DATASET EXCERPTS:
* * * * *
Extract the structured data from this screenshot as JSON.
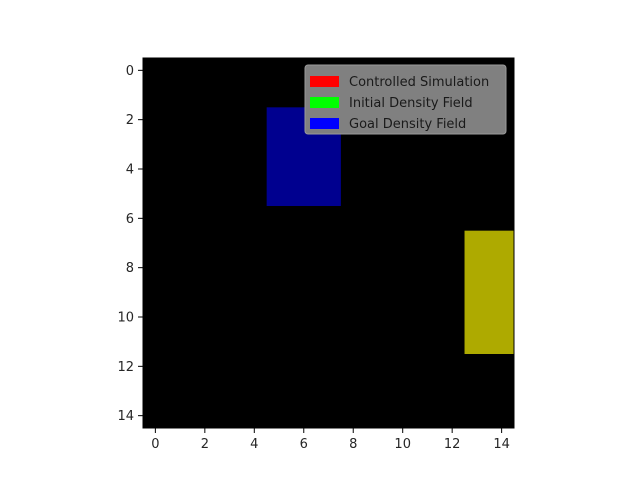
{
  "chart_data": {
    "type": "heatmap",
    "title": "",
    "xlabel": "",
    "ylabel": "",
    "grid": false,
    "xlim": [
      -0.5,
      14.5
    ],
    "ylim": [
      14.5,
      -0.5
    ],
    "xticks": [
      0,
      2,
      4,
      6,
      8,
      10,
      12,
      14
    ],
    "yticks": [
      0,
      2,
      4,
      6,
      8,
      10,
      12,
      14
    ],
    "grid_size": [
      15,
      15
    ],
    "background_color": "#000000",
    "regions": [
      {
        "label": "blue-block",
        "x_range": [
          5,
          7
        ],
        "y_range": [
          2,
          5
        ],
        "color": "#00008f"
      },
      {
        "label": "yellow-block",
        "x_range": [
          13,
          14
        ],
        "y_range": [
          7,
          11
        ],
        "color": "#aeaa00"
      }
    ],
    "legend": {
      "placement": "upper-right",
      "background": "#808080",
      "entries": [
        {
          "name": "Controlled Simulation",
          "color": "#ff0000"
        },
        {
          "name": "Initial Density Field",
          "color": "#00ff00"
        },
        {
          "name": "Goal Density Field",
          "color": "#0000ff"
        }
      ]
    }
  }
}
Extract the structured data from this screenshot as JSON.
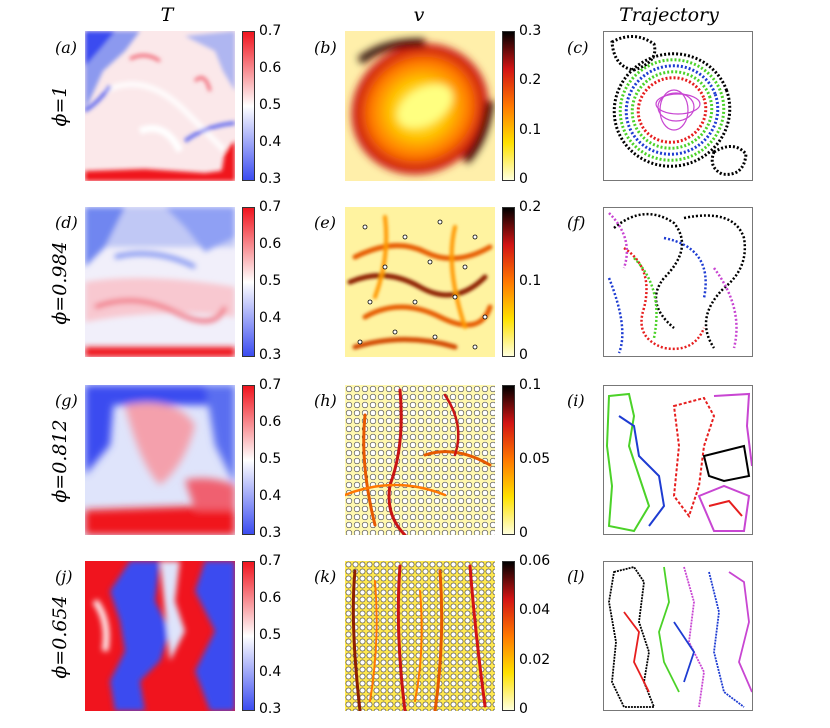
{
  "columns": {
    "temperature": "T",
    "velocity": "v",
    "trajectory": "Trajectory"
  },
  "rows": [
    {
      "phi": "ϕ=1",
      "labels": [
        "(a)",
        "(b)",
        "(c)"
      ],
      "temp_ticks": [
        "0.7",
        "0.6",
        "0.5",
        "0.4",
        "0.3"
      ],
      "vel_ticks": [
        "0.3",
        "0.2",
        "0.1",
        "0"
      ]
    },
    {
      "phi": "ϕ=0.984",
      "labels": [
        "(d)",
        "(e)",
        "(f)"
      ],
      "temp_ticks": [
        "0.7",
        "0.6",
        "0.5",
        "0.4",
        "0.3"
      ],
      "vel_ticks": [
        "0.2",
        "0.1",
        "0"
      ]
    },
    {
      "phi": "ϕ=0.812",
      "labels": [
        "(g)",
        "(h)",
        "(i)"
      ],
      "temp_ticks": [
        "0.7",
        "0.6",
        "0.5",
        "0.4",
        "0.3"
      ],
      "vel_ticks": [
        "0.1",
        "0.05",
        "0"
      ]
    },
    {
      "phi": "ϕ=0.654",
      "labels": [
        "(j)",
        "(k)",
        "(l)"
      ],
      "temp_ticks": [
        "0.7",
        "0.6",
        "0.5",
        "0.4",
        "0.3"
      ],
      "vel_ticks": [
        "0.06",
        "0.04",
        "0.02",
        "0"
      ]
    }
  ],
  "colors": {
    "cold": "#3b4cf0",
    "hot": "#f0141e",
    "mid": "#ffffff",
    "vel_low": "#ffffdc",
    "vel_mid": "#ffe100",
    "vel_high1": "#ff7800",
    "vel_high2": "#d21414",
    "vel_max": "#000000",
    "traj": [
      "#000000",
      "#1e3cd2",
      "#4bd228",
      "#e61e1e",
      "#c846d2"
    ]
  }
}
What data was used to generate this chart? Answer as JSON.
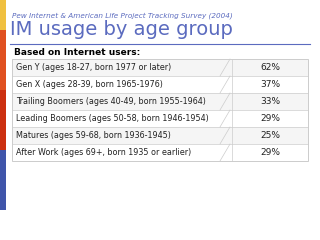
{
  "subtitle": "Pew Internet & American Life Project Tracking Survey (2004)",
  "title": "IM usage by age group",
  "table_header": "Based on Internet users:",
  "rows": [
    {
      "label": "Gen Y (ages 18-27, born 1977 or later)",
      "value": "62%"
    },
    {
      "label": "Gen X (ages 28-39, born 1965-1976)",
      "value": "37%"
    },
    {
      "label": "Trailing Boomers (ages 40-49, born 1955-1964)",
      "value": "33%"
    },
    {
      "label": "Leading Boomers (ages 50-58, born 1946-1954)",
      "value": "29%"
    },
    {
      "label": "Matures (ages 59-68, born 1936-1945)",
      "value": "25%"
    },
    {
      "label": "After Work (ages 69+, born 1935 or earlier)",
      "value": "29%"
    }
  ],
  "bg_color": "#ffffff",
  "title_color": "#5b6bbf",
  "subtitle_color": "#5b6bbf",
  "table_bg": "#e8e8e8",
  "row_bg_even": "#f5f5f5",
  "row_bg_odd": "#ffffff",
  "border_color": "#cccccc",
  "text_color": "#222222",
  "header_text_color": "#000000",
  "left_accent_colors": [
    "#f5a623",
    "#e74c3c",
    "#e74c3c",
    "#5b6bbf"
  ],
  "left_bar_color": "#f5a623"
}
* * * * *
PROBLEM REQUIREMENTS: Copy out each line word for word, please, skipping the images.

RESULT BELOW:
Extract the structured data from this screenshot as JSON.
{
  "chart_data": {
    "type": "heatmap",
    "title": "",
    "xlabel": "",
    "ylabel": "",
    "grid": false,
    "xlim": [
      -0.5,
      14.5
    ],
    "ylim": [
      14.5,
      -0.5
    ],
    "xticks": [
      0,
      2,
      4,
      6,
      8,
      10,
      12,
      14
    ],
    "yticks": [
      0,
      2,
      4,
      6,
      8,
      10,
      12,
      14
    ],
    "grid_size": [
      15,
      15
    ],
    "background_color": "#000000",
    "regions": [
      {
        "label": "blue-block",
        "x_range": [
          5,
          7
        ],
        "y_range": [
          2,
          5
        ],
        "color": "#00008f"
      },
      {
        "label": "yellow-block",
        "x_range": [
          13,
          14
        ],
        "y_range": [
          7,
          11
        ],
        "color": "#aeaa00"
      }
    ],
    "legend": {
      "placement": "upper-right",
      "background": "#808080",
      "entries": [
        {
          "name": "Controlled Simulation",
          "color": "#ff0000"
        },
        {
          "name": "Initial Density Field",
          "color": "#00ff00"
        },
        {
          "name": "Goal Density Field",
          "color": "#0000ff"
        }
      ]
    }
  }
}
Extract the structured data from this screenshot as JSON.
{
  "columns": {
    "temperature": "T",
    "velocity": "v",
    "trajectory": "Trajectory"
  },
  "rows": [
    {
      "phi": "ϕ=1",
      "labels": [
        "(a)",
        "(b)",
        "(c)"
      ],
      "temp_ticks": [
        "0.7",
        "0.6",
        "0.5",
        "0.4",
        "0.3"
      ],
      "vel_ticks": [
        "0.3",
        "0.2",
        "0.1",
        "0"
      ]
    },
    {
      "phi": "ϕ=0.984",
      "labels": [
        "(d)",
        "(e)",
        "(f)"
      ],
      "temp_ticks": [
        "0.7",
        "0.6",
        "0.5",
        "0.4",
        "0.3"
      ],
      "vel_ticks": [
        "0.2",
        "0.1",
        "0"
      ]
    },
    {
      "phi": "ϕ=0.812",
      "labels": [
        "(g)",
        "(h)",
        "(i)"
      ],
      "temp_ticks": [
        "0.7",
        "0.6",
        "0.5",
        "0.4",
        "0.3"
      ],
      "vel_ticks": [
        "0.1",
        "0.05",
        "0"
      ]
    },
    {
      "phi": "ϕ=0.654",
      "labels": [
        "(j)",
        "(k)",
        "(l)"
      ],
      "temp_ticks": [
        "0.7",
        "0.6",
        "0.5",
        "0.4",
        "0.3"
      ],
      "vel_ticks": [
        "0.06",
        "0.04",
        "0.02",
        "0"
      ]
    }
  ],
  "colors": {
    "cold": "#3b4cf0",
    "hot": "#f0141e",
    "mid": "#ffffff",
    "vel_low": "#ffffdc",
    "vel_mid": "#ffe100",
    "vel_high1": "#ff7800",
    "vel_high2": "#d21414",
    "vel_max": "#000000",
    "traj": [
      "#000000",
      "#1e3cd2",
      "#4bd228",
      "#e61e1e",
      "#c846d2"
    ]
  }
}
What data was used to generate this chart? Answer as JSON.
{
  "subtitle": "Pew Internet & American Life Project Tracking Survey (2004)",
  "title": "IM usage by age group",
  "table_header": "Based on Internet users:",
  "rows": [
    {
      "label": "Gen Y (ages 18-27, born 1977 or later)",
      "value": "62%"
    },
    {
      "label": "Gen X (ages 28-39, born 1965-1976)",
      "value": "37%"
    },
    {
      "label": "Trailing Boomers (ages 40-49, born 1955-1964)",
      "value": "33%"
    },
    {
      "label": "Leading Boomers (ages 50-58, born 1946-1954)",
      "value": "29%"
    },
    {
      "label": "Matures (ages 59-68, born 1936-1945)",
      "value": "25%"
    },
    {
      "label": "After Work (ages 69+, born 1935 or earlier)",
      "value": "29%"
    }
  ],
  "bg_color": "#ffffff",
  "title_color": "#5b6bbf",
  "subtitle_color": "#5b6bbf",
  "table_bg": "#e8e8e8",
  "row_bg_even": "#f5f5f5",
  "row_bg_odd": "#ffffff",
  "border_color": "#cccccc",
  "text_color": "#222222",
  "header_text_color": "#000000",
  "left_accent_colors": [
    "#f5a623",
    "#e74c3c",
    "#e74c3c",
    "#5b6bbf"
  ],
  "left_bar_color": "#f5a623"
}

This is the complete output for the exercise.